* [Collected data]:

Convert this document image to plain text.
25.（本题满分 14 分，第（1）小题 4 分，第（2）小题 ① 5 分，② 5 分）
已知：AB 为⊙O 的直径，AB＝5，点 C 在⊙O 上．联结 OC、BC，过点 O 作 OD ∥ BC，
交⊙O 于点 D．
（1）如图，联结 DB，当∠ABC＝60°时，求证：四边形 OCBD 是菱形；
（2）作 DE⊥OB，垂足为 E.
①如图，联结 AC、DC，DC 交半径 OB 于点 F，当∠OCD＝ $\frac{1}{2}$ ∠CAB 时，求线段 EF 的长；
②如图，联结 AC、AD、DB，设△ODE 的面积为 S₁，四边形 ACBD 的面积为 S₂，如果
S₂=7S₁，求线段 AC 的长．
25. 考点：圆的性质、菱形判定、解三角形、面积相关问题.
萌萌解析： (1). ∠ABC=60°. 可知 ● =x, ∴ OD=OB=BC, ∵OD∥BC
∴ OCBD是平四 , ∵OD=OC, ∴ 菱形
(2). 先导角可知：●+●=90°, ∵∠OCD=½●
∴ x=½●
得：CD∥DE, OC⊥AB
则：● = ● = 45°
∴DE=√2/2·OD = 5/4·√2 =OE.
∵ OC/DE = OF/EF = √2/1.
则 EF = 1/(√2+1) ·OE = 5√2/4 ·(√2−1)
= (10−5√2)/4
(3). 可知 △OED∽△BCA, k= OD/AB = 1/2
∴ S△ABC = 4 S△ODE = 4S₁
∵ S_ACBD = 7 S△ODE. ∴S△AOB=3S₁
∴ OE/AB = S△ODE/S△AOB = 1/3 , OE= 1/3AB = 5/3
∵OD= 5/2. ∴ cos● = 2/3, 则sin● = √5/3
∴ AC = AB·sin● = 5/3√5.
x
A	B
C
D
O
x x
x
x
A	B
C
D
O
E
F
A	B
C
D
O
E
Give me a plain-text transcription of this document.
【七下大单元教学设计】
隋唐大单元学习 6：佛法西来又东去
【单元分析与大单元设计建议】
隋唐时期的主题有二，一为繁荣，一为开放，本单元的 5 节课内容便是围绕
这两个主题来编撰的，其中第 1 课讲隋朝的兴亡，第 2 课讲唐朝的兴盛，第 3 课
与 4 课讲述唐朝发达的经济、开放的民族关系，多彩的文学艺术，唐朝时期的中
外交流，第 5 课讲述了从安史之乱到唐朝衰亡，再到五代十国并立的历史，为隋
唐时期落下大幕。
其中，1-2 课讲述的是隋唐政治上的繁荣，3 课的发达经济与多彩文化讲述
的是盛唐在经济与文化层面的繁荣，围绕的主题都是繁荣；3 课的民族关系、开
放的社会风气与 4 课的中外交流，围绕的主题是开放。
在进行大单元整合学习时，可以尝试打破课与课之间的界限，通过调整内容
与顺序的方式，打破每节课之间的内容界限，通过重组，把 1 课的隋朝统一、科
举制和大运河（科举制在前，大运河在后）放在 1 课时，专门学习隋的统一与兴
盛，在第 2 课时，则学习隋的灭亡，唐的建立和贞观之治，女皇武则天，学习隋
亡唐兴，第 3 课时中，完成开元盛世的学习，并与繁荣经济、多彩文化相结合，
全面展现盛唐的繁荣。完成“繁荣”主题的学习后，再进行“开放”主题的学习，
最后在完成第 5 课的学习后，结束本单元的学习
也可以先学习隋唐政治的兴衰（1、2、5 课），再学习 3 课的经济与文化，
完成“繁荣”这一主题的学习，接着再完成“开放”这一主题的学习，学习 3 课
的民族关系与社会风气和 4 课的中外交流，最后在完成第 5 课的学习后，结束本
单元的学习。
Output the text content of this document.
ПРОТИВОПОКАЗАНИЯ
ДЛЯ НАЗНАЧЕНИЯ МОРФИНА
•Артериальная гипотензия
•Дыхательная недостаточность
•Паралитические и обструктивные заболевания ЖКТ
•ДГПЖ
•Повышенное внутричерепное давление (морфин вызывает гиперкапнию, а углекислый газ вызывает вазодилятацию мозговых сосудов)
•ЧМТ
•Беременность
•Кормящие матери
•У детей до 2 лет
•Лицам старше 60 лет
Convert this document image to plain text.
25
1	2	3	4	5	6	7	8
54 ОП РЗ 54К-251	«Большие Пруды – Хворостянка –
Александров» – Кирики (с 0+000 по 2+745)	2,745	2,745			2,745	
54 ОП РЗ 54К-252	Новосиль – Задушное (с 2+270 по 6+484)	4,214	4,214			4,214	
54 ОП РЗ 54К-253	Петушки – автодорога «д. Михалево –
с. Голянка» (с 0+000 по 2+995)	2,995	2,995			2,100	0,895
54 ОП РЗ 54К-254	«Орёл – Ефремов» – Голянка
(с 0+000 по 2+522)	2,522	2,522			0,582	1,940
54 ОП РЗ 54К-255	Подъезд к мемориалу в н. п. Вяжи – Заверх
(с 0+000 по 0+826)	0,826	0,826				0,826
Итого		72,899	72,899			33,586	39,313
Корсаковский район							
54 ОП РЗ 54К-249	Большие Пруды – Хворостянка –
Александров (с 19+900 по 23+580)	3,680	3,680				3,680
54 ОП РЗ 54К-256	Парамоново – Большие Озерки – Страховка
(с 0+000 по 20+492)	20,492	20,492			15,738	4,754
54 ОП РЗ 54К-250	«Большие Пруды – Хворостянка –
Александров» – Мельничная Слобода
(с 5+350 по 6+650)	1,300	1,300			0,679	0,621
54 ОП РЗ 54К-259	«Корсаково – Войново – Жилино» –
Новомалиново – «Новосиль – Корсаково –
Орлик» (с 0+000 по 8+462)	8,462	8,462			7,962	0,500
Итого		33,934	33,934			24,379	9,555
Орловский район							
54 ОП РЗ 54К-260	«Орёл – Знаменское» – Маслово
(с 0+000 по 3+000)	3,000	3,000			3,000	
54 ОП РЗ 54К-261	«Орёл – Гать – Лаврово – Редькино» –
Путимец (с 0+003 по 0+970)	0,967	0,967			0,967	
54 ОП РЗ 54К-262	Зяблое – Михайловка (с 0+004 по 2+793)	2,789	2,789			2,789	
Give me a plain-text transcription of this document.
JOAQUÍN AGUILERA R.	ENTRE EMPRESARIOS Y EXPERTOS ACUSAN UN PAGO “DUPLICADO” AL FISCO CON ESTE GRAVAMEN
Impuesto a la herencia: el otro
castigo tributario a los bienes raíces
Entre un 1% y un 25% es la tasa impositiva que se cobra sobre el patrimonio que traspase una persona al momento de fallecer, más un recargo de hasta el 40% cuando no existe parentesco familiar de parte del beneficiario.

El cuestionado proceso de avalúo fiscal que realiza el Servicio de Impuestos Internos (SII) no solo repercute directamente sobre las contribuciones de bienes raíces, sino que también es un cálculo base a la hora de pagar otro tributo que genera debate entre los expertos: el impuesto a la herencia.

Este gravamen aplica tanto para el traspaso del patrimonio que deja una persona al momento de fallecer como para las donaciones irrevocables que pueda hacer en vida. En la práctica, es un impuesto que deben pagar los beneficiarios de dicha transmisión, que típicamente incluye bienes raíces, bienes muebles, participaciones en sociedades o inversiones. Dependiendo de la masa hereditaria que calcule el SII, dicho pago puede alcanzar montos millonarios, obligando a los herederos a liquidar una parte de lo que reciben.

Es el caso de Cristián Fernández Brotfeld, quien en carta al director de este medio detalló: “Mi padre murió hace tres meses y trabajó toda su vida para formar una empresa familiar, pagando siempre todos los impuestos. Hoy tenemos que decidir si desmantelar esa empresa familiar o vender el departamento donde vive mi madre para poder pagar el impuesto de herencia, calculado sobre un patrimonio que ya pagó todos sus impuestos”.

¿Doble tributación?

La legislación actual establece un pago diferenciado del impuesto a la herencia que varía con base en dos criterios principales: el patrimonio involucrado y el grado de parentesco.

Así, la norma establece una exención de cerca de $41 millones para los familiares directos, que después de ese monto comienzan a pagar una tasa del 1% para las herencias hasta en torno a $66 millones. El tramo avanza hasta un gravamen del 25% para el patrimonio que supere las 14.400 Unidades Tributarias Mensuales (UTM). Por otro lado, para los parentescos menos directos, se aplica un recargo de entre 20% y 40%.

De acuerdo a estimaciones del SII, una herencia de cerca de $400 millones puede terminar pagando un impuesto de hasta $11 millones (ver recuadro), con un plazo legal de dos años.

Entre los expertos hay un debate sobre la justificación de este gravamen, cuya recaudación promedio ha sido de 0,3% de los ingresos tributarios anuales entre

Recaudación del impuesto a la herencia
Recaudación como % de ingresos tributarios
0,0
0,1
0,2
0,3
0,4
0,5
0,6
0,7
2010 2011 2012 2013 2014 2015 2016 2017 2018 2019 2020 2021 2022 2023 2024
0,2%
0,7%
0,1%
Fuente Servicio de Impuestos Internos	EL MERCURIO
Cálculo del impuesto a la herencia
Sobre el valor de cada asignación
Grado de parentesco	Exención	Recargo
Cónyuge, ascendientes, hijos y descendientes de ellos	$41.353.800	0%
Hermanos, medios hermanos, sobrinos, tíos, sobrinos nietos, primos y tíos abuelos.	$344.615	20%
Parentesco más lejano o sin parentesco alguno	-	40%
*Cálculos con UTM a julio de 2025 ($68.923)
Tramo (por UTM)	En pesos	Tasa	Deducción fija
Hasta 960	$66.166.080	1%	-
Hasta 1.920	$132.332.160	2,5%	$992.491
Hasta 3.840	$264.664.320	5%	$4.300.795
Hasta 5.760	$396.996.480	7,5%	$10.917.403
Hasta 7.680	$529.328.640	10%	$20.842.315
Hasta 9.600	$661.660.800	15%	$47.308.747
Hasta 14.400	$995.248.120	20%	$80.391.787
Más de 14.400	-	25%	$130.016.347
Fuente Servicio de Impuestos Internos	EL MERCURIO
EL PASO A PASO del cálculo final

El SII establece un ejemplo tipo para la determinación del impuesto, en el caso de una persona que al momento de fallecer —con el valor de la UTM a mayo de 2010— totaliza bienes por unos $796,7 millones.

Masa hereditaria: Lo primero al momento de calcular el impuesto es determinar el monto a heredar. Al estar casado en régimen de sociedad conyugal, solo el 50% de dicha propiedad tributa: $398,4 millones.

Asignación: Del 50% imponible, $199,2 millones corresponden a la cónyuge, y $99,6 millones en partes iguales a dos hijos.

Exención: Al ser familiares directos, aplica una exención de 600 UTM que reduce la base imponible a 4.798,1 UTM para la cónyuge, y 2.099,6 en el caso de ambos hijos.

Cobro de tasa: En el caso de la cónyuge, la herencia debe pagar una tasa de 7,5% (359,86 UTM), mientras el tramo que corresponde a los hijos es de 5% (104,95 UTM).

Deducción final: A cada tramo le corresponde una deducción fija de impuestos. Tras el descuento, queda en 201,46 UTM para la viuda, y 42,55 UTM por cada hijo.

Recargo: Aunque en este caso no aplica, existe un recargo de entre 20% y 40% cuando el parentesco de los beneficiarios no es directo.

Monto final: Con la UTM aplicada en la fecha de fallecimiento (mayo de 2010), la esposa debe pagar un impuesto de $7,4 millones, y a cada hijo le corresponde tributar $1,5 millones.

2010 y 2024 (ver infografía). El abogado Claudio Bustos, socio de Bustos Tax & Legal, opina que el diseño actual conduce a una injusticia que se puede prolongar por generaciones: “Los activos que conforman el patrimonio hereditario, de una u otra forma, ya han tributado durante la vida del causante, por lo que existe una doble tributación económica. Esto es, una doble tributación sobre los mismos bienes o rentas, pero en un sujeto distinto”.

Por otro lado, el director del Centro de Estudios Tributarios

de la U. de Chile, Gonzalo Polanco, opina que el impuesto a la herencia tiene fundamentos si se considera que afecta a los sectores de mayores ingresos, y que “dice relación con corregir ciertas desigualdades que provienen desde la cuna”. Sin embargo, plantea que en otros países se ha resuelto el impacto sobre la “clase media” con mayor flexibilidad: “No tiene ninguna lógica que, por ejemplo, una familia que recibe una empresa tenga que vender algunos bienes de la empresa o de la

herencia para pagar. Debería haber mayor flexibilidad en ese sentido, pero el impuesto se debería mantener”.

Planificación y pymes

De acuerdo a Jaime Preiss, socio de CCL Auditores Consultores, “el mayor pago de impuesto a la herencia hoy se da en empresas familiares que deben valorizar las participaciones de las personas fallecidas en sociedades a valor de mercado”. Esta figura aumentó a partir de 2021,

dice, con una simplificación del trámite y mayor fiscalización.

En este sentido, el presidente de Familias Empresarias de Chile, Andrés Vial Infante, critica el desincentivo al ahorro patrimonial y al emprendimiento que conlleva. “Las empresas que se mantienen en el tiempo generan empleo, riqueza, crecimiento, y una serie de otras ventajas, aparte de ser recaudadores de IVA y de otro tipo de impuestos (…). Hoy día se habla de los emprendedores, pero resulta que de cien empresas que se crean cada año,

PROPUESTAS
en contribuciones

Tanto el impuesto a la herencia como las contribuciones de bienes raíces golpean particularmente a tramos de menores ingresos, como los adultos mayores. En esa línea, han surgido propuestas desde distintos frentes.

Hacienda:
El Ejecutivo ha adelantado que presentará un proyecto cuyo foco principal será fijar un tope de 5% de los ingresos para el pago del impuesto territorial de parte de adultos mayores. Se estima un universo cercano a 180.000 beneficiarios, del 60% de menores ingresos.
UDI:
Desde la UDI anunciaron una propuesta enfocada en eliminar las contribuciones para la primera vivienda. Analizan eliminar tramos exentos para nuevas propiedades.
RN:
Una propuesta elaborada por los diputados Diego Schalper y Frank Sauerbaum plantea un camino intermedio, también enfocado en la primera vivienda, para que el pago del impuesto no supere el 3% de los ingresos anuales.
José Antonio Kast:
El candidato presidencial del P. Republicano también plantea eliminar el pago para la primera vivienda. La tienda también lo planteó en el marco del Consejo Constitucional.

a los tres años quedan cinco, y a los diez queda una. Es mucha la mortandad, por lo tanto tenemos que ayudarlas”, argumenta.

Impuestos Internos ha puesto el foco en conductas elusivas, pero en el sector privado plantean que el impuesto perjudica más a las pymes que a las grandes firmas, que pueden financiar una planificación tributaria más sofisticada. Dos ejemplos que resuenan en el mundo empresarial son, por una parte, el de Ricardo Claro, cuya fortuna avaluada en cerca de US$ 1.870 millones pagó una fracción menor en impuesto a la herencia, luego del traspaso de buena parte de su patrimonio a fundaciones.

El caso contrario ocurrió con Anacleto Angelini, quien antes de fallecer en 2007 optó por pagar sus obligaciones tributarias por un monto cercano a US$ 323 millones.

* [TASK STATEMENT]: Every line that holds the word "tributación" should be extracted.

* [WORKED ANSWER]:
¿Doble tributación?
2010 y 2024 (ver infografía). El abogado Claudio Bustos, socio de Bustos Tax & Legal, opina que el diseño actual conduce a una injusticia que se puede prolongar por generaciones: “Los activos que conforman el patrimonio hereditario, de una u otra forma, ya han tributado durante la vida del causante, por lo que existe una doble tributación económica. Esto es, una doble tributación sobre los mismos bienes o rentas, pero en un sujeto distinto”.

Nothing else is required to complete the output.